* TEXTO EXTRAÍDO *
+ + + + + + +

Hay quienes convierten este dolor en acción. Alberto Kabbabe estudió Química en la Universidad Simón Bolívar, se interesó por la política luego de militar dentro del movimiento estudiantil y trabaja junto con otros jóvenes en pro del empoderamiento de las comunidades más necesitadas. Su organización, Alimenta la Solidaridad, comenzó en 2016 cuando se hizo evidente que la falta de alimentación era la causa principal de deserción escolar. Llevan creados 202 comedores, donde alimentan a casi 14.000 niños.

«Parte de la premisa es apoyar la producción local y hemos encontrado a los mejores aliados en los productores. La colaboración de la empresa privada también ha sido fundamental, así como la solidaridad de los venezolanos en la diáspora. Hay equipos en 16 ciudades del mundo que nos ayudan y empresas extranjeras que están donando a la causa venezolana. Por eso, cuando leo una nota como la que publicó recientemente The New York Times, en la que habla de una supuesta bonanza de la ciudad de Caracas, siento que está todo mal. Hay que investigar más a fondo porque minimizar la crisis venezolana hace mucho daño. Caracas es mucho más que 20 cuadras, la ciudad va desde el barrio Kennedy en Macarao hasta La Dolorita en Petare, y ellos están cada vez peor. Hay 30% de los niños en desnutrición crónica, lo que representa un problema de desarrollo y de toda una generación dejada atrás», indica.

+ + + + + + +

* REGISTROS PROPORCIONADOS *

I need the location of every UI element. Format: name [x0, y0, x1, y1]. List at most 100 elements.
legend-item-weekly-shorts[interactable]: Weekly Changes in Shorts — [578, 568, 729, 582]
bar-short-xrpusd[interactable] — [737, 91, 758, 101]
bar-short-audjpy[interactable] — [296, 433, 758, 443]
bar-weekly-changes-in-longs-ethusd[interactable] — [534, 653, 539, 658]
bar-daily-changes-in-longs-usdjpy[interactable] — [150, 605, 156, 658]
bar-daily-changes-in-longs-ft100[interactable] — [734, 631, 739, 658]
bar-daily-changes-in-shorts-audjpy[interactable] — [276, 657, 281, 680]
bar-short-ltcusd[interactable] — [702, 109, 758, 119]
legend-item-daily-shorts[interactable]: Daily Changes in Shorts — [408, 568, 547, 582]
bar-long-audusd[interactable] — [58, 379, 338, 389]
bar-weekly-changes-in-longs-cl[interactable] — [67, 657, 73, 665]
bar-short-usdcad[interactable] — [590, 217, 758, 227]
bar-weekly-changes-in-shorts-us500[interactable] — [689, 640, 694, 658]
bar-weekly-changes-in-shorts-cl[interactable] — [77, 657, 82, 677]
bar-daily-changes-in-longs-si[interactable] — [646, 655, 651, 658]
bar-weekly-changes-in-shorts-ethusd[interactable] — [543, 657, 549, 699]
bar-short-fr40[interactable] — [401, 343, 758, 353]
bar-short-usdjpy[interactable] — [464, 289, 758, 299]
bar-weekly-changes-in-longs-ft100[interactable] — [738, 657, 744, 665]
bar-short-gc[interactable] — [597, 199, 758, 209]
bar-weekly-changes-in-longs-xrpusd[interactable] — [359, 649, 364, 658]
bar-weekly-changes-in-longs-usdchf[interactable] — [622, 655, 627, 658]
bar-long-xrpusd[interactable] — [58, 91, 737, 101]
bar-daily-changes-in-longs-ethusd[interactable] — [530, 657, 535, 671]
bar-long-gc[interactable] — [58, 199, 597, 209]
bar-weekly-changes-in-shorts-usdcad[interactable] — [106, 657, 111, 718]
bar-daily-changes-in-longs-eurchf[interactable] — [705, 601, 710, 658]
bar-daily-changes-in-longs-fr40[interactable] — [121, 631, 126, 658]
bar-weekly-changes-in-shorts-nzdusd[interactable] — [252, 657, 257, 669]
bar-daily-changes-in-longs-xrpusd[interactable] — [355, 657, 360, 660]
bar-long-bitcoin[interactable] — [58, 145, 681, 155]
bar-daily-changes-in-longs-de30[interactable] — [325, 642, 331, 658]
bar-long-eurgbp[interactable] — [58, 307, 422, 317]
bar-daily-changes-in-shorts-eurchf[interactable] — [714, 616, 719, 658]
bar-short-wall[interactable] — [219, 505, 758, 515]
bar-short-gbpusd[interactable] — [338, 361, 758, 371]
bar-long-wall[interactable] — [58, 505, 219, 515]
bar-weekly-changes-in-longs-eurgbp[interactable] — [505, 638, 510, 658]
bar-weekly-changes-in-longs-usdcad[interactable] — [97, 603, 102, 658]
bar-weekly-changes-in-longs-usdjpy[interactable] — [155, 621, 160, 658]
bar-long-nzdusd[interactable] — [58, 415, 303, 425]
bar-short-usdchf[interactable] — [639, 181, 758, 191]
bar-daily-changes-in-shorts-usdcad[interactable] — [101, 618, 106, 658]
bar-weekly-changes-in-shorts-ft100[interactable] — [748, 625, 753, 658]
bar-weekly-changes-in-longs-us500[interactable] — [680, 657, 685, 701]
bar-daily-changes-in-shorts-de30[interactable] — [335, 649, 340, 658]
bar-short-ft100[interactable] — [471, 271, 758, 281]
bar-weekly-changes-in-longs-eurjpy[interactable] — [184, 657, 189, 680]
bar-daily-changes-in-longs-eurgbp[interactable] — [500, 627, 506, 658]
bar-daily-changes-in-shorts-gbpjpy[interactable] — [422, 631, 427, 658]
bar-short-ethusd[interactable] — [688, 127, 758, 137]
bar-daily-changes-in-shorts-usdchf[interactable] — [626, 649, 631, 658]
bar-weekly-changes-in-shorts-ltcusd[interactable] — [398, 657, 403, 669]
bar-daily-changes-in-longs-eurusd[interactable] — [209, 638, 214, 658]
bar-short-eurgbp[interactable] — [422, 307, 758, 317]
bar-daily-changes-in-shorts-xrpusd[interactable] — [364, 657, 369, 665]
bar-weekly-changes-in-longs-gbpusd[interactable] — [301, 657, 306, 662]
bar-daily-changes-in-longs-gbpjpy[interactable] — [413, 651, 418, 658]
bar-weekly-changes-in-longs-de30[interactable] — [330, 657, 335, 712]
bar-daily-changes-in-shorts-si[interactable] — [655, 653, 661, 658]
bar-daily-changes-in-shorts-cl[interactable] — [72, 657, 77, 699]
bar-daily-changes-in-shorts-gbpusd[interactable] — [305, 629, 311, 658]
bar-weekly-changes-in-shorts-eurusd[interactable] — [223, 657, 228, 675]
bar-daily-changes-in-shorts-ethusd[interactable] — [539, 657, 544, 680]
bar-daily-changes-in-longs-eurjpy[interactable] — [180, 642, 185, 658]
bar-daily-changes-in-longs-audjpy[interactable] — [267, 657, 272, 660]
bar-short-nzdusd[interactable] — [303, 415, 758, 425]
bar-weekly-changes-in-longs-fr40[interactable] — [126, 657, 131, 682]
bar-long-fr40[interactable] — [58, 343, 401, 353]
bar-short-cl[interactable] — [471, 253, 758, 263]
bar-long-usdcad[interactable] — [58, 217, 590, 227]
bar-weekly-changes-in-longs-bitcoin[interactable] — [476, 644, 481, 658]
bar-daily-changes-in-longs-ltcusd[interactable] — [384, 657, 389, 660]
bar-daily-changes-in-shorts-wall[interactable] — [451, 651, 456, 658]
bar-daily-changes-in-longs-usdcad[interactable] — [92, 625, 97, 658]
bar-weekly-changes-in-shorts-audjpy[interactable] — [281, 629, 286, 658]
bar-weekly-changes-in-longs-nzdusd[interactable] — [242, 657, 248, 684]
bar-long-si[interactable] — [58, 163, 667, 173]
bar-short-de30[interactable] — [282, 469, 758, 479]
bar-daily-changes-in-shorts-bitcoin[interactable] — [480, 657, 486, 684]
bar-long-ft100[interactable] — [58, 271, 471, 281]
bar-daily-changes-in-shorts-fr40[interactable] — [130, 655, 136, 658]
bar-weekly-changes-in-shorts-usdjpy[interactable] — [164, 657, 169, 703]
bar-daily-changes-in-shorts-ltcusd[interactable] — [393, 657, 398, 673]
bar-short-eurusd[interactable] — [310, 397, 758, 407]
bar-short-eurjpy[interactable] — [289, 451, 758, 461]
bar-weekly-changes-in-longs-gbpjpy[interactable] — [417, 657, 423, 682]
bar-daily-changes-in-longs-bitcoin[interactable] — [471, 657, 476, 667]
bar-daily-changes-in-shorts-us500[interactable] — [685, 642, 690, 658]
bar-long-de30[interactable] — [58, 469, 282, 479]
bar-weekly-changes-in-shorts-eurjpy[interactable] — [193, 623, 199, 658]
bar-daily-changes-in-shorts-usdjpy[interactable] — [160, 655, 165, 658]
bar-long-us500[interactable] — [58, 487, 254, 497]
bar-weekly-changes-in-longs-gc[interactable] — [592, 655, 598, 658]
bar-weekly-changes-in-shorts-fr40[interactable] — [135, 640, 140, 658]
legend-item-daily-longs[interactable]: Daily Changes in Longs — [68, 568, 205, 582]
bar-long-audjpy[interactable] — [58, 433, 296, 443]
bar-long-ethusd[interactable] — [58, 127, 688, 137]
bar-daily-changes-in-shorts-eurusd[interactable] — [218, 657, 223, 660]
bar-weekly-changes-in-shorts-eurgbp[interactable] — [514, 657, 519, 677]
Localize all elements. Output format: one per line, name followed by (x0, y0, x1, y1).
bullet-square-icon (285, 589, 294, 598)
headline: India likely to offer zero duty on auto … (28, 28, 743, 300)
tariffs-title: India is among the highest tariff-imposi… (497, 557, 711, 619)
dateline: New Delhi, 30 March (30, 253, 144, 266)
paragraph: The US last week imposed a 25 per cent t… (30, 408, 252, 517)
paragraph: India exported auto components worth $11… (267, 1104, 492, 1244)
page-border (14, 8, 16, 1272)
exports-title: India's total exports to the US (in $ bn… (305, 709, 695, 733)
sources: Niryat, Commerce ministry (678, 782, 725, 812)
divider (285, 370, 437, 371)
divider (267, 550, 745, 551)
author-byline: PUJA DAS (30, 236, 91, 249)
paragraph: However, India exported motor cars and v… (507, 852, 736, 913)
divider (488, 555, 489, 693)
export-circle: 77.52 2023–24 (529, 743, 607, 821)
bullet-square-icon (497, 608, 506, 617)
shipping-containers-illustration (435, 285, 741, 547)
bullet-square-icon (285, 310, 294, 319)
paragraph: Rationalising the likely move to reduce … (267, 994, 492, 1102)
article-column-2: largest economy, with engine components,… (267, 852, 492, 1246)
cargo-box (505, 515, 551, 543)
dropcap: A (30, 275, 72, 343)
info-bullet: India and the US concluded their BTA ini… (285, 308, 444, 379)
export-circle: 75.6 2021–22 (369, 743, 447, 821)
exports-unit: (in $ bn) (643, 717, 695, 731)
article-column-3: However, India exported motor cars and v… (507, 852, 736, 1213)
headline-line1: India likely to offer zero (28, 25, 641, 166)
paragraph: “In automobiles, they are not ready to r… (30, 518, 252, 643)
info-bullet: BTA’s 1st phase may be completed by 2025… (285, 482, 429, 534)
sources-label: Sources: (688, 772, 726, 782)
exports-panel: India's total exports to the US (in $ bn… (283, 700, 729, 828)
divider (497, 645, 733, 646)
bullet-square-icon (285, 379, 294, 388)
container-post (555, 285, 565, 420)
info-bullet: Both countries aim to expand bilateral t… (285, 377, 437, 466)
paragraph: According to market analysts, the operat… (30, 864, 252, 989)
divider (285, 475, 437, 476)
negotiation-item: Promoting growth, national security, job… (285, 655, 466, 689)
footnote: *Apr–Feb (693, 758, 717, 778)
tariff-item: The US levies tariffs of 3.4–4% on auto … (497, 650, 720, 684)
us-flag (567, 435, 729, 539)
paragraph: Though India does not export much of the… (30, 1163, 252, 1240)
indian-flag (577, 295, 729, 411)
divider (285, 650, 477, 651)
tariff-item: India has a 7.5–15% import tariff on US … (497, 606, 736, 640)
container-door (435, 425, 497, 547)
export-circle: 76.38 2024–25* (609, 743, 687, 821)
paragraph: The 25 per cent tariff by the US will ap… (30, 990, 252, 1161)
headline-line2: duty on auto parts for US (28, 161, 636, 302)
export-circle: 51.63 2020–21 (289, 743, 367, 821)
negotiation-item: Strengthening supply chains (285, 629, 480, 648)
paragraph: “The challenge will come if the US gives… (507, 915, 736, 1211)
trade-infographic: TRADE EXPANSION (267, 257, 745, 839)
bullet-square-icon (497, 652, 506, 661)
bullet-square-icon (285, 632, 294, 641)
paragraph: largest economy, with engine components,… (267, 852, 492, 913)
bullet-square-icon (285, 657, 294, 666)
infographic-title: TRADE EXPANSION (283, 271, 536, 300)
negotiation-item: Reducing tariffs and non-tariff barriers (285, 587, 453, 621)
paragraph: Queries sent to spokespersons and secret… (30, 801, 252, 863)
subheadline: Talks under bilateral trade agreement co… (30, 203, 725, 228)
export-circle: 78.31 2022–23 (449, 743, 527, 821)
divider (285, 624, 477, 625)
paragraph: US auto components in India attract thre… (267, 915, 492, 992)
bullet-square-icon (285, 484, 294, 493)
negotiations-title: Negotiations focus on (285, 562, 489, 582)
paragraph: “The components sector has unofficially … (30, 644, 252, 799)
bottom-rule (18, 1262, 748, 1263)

+ + + + + + +

* TRABAJO REQUERIDO *
En el texto sobre Alimenta la Solidaridad, ¿cuántos comedores ha creado la organización y a cuántos niños alimenta en ellos?

* SOLUCIÓN *
Ha creado 202 comedores, donde alimenta a casi 14.000 niños.